-- REQUIRED WORK --
Set down every record once more, exactly as given.

-- SUPPLIED MATERIAL --
┌──

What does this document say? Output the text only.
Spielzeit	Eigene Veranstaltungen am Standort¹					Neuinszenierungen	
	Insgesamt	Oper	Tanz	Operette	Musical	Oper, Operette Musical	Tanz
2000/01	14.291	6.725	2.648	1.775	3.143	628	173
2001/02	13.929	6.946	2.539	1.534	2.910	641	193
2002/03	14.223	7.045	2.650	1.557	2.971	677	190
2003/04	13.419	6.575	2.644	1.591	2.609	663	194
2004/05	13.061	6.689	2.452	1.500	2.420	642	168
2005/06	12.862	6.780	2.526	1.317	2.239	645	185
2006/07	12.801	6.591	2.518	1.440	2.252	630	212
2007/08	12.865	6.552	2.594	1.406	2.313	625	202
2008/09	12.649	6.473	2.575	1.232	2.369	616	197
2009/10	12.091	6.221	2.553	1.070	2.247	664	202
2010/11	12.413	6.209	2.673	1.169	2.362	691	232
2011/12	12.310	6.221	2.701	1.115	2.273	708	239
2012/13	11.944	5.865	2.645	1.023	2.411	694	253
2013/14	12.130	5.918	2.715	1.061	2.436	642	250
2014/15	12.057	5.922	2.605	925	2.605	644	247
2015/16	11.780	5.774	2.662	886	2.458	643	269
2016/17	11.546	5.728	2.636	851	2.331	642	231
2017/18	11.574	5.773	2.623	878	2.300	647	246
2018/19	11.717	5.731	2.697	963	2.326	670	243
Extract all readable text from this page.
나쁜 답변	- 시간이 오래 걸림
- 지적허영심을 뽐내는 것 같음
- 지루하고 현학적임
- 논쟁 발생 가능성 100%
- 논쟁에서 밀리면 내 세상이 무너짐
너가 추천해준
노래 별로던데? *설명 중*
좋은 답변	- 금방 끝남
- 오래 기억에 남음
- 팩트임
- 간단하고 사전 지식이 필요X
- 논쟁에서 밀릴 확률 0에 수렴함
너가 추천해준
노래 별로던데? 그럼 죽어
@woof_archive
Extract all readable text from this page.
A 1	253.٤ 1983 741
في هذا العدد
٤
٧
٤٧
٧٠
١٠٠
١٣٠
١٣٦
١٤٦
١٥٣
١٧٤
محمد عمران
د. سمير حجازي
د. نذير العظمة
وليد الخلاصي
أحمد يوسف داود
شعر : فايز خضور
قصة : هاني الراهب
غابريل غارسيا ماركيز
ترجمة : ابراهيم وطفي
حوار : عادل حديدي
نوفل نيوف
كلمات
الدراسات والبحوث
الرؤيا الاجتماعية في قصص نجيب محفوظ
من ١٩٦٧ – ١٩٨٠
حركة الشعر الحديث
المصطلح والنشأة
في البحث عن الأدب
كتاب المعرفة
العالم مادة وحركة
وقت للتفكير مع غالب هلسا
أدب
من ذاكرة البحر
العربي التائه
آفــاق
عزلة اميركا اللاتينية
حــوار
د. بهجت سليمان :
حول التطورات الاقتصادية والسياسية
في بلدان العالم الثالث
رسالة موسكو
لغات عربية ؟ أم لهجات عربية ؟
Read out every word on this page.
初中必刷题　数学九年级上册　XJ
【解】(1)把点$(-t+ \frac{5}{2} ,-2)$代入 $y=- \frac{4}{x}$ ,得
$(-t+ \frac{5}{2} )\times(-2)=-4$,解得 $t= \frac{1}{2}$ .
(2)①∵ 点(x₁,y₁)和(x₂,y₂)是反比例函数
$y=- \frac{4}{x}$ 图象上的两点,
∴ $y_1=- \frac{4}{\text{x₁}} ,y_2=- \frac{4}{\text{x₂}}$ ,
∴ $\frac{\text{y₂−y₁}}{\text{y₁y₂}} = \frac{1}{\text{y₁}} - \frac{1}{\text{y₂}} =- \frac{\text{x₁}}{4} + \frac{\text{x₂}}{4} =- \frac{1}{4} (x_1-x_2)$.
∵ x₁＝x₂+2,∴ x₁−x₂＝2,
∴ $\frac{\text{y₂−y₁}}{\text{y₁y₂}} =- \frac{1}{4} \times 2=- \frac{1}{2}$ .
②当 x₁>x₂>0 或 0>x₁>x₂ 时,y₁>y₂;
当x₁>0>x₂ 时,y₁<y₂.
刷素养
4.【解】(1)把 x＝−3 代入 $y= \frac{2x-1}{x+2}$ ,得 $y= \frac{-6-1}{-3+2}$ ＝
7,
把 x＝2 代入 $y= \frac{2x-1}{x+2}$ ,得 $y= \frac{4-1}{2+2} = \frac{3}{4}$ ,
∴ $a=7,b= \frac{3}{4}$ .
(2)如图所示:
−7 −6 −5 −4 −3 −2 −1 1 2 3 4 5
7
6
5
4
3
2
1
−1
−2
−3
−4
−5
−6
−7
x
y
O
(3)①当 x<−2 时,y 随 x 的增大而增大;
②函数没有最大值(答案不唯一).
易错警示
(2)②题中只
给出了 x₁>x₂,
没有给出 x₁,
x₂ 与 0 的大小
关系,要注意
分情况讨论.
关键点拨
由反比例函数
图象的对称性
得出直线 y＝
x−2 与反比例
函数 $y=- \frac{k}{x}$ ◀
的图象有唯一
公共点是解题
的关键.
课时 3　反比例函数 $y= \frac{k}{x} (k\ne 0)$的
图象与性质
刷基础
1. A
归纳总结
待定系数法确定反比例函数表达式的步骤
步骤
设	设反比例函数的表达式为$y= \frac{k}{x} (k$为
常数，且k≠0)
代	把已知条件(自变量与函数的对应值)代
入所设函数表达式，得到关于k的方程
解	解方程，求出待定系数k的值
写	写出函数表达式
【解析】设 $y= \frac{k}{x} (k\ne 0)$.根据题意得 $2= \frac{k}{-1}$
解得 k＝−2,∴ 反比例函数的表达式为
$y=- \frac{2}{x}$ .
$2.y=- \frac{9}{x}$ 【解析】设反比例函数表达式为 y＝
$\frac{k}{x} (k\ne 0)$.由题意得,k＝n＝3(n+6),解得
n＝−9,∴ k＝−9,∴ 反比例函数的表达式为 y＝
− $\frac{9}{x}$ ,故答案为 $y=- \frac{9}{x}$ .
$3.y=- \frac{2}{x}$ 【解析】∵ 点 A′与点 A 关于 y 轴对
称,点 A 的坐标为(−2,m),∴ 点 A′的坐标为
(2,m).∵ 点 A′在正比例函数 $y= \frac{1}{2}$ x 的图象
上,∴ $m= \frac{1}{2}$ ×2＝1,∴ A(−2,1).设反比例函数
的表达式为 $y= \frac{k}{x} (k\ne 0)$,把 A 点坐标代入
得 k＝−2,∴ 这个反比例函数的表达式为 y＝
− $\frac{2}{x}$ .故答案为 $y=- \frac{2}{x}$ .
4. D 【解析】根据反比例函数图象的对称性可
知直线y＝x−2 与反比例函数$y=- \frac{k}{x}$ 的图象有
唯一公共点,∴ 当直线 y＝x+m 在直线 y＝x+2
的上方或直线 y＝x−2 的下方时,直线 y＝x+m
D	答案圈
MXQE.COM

└──

-- COMPLETED TASK --
What does this document say? Output the text only.
Spielzeit	Eigene Veranstaltungen am Standort¹					Neuinszenierungen	
	Insgesamt	Oper	Tanz	Operette	Musical	Oper, Operette Musical	Tanz
2000/01	14.291	6.725	2.648	1.775	3.143	628	173
2001/02	13.929	6.946	2.539	1.534	2.910	641	193
2002/03	14.223	7.045	2.650	1.557	2.971	677	190
2003/04	13.419	6.575	2.644	1.591	2.609	663	194
2004/05	13.061	6.689	2.452	1.500	2.420	642	168
2005/06	12.862	6.780	2.526	1.317	2.239	645	185
2006/07	12.801	6.591	2.518	1.440	2.252	630	212
2007/08	12.865	6.552	2.594	1.406	2.313	625	202
2008/09	12.649	6.473	2.575	1.232	2.369	616	197
2009/10	12.091	6.221	2.553	1.070	2.247	664	202
2010/11	12.413	6.209	2.673	1.169	2.362	691	232
2011/12	12.310	6.221	2.701	1.115	2.273	708	239
2012/13	11.944	5.865	2.645	1.023	2.411	694	253
2013/14	12.130	5.918	2.715	1.061	2.436	642	250
2014/15	12.057	5.922	2.605	925	2.605	644	247
2015/16	11.780	5.774	2.662	886	2.458	643	269
2016/17	11.546	5.728	2.636	851	2.331	642	231
2017/18	11.574	5.773	2.623	878	2.300	647	246
2018/19	11.717	5.731	2.697	963	2.326	670	243
Extract all readable text from this page.
나쁜 답변	- 시간이 오래 걸림
- 지적허영심을 뽐내는 것 같음
- 지루하고 현학적임
- 논쟁 발생 가능성 100%
- 논쟁에서 밀리면 내 세상이 무너짐
너가 추천해준
노래 별로던데? *설명 중*
좋은 답변	- 금방 끝남
- 오래 기억에 남음
- 팩트임
- 간단하고 사전 지식이 필요X
- 논쟁에서 밀릴 확률 0에 수렴함
너가 추천해준
노래 별로던데? 그럼 죽어
@woof_archive
Extract all readable text from this page.
A 1	253.٤ 1983 741
في هذا العدد
٤
٧
٤٧
٧٠
١٠٠
١٣٠
١٣٦
١٤٦
١٥٣
١٧٤
محمد عمران
د. سمير حجازي
د. نذير العظمة
وليد الخلاصي
أحمد يوسف داود
شعر : فايز خضور
قصة : هاني الراهب
غابريل غارسيا ماركيز
ترجمة : ابراهيم وطفي
حوار : عادل حديدي
نوفل نيوف
كلمات
الدراسات والبحوث
الرؤيا الاجتماعية في قصص نجيب محفوظ
من ١٩٦٧ – ١٩٨٠
حركة الشعر الحديث
المصطلح والنشأة
في البحث عن الأدب
كتاب المعرفة
العالم مادة وحركة
وقت للتفكير مع غالب هلسا
أدب
من ذاكرة البحر
العربي التائه
آفــاق
عزلة اميركا اللاتينية
حــوار
د. بهجت سليمان :
حول التطورات الاقتصادية والسياسية
في بلدان العالم الثالث
رسالة موسكو
لغات عربية ؟ أم لهجات عربية ؟
Read out every word on this page.
初中必刷题　数学九年级上册　XJ
【解】(1)把点$(-t+ \frac{5}{2} ,-2)$代入 $y=- \frac{4}{x}$ ,得
$(-t+ \frac{5}{2} )\times(-2)=-4$,解得 $t= \frac{1}{2}$ .
(2)①∵ 点(x₁,y₁)和(x₂,y₂)是反比例函数
$y=- \frac{4}{x}$ 图象上的两点,
∴ $y_1=- \frac{4}{\text{x₁}} ,y_2=- \frac{4}{\text{x₂}}$ ,
∴ $\frac{\text{y₂−y₁}}{\text{y₁y₂}} = \frac{1}{\text{y₁}} - \frac{1}{\text{y₂}} =- \frac{\text{x₁}}{4} + \frac{\text{x₂}}{4} =- \frac{1}{4} (x_1-x_2)$.
∵ x₁＝x₂+2,∴ x₁−x₂＝2,
∴ $\frac{\text{y₂−y₁}}{\text{y₁y₂}} =- \frac{1}{4} \times 2=- \frac{1}{2}$ .
②当 x₁>x₂>0 或 0>x₁>x₂ 时,y₁>y₂;
当x₁>0>x₂ 时,y₁<y₂.
刷素养
4.【解】(1)把 x＝−3 代入 $y= \frac{2x-1}{x+2}$ ,得 $y= \frac{-6-1}{-3+2}$ ＝
7,
把 x＝2 代入 $y= \frac{2x-1}{x+2}$ ,得 $y= \frac{4-1}{2+2} = \frac{3}{4}$ ,
∴ $a=7,b= \frac{3}{4}$ .
(2)如图所示:
−7 −6 −5 −4 −3 −2 −1 1 2 3 4 5
7
6
5
4
3
2
1
−1
−2
−3
−4
−5
−6
−7
x
y
O
(3)①当 x<−2 时,y 随 x 的增大而增大;
②函数没有最大值(答案不唯一).
易错警示
(2)②题中只
给出了 x₁>x₂,
没有给出 x₁,
x₂ 与 0 的大小
关系,要注意
分情况讨论.
关键点拨
由反比例函数
图象的对称性
得出直线 y＝
x−2 与反比例
函数 $y=- \frac{k}{x}$ ◀
的图象有唯一
公共点是解题
的关键.
课时 3　反比例函数 $y= \frac{k}{x} (k\ne 0)$的
图象与性质
刷基础
1. A
归纳总结
待定系数法确定反比例函数表达式的步骤
步骤
设	设反比例函数的表达式为$y= \frac{k}{x} (k$为
常数，且k≠0)
代	把已知条件(自变量与函数的对应值)代
入所设函数表达式，得到关于k的方程
解	解方程，求出待定系数k的值
写	写出函数表达式
【解析】设 $y= \frac{k}{x} (k\ne 0)$.根据题意得 $2= \frac{k}{-1}$
解得 k＝−2,∴ 反比例函数的表达式为
$y=- \frac{2}{x}$ .
$2.y=- \frac{9}{x}$ 【解析】设反比例函数表达式为 y＝
$\frac{k}{x} (k\ne 0)$.由题意得,k＝n＝3(n+6),解得
n＝−9,∴ k＝−9,∴ 反比例函数的表达式为 y＝
− $\frac{9}{x}$ ,故答案为 $y=- \frac{9}{x}$ .
$3.y=- \frac{2}{x}$ 【解析】∵ 点 A′与点 A 关于 y 轴对
称,点 A 的坐标为(−2,m),∴ 点 A′的坐标为
(2,m).∵ 点 A′在正比例函数 $y= \frac{1}{2}$ x 的图象
上,∴ $m= \frac{1}{2}$ ×2＝1,∴ A(−2,1).设反比例函数
的表达式为 $y= \frac{k}{x} (k\ne 0)$,把 A 点坐标代入
得 k＝−2,∴ 这个反比例函数的表达式为 y＝
− $\frac{2}{x}$ .故答案为 $y=- \frac{2}{x}$ .
4. D 【解析】根据反比例函数图象的对称性可
知直线y＝x−2 与反比例函数$y=- \frac{k}{x}$ 的图象有
唯一公共点,∴ 当直线 y＝x+m 在直线 y＝x+2
的上方或直线 y＝x−2 的下方时,直线 y＝x+m
D	答案圈
MXQE.COM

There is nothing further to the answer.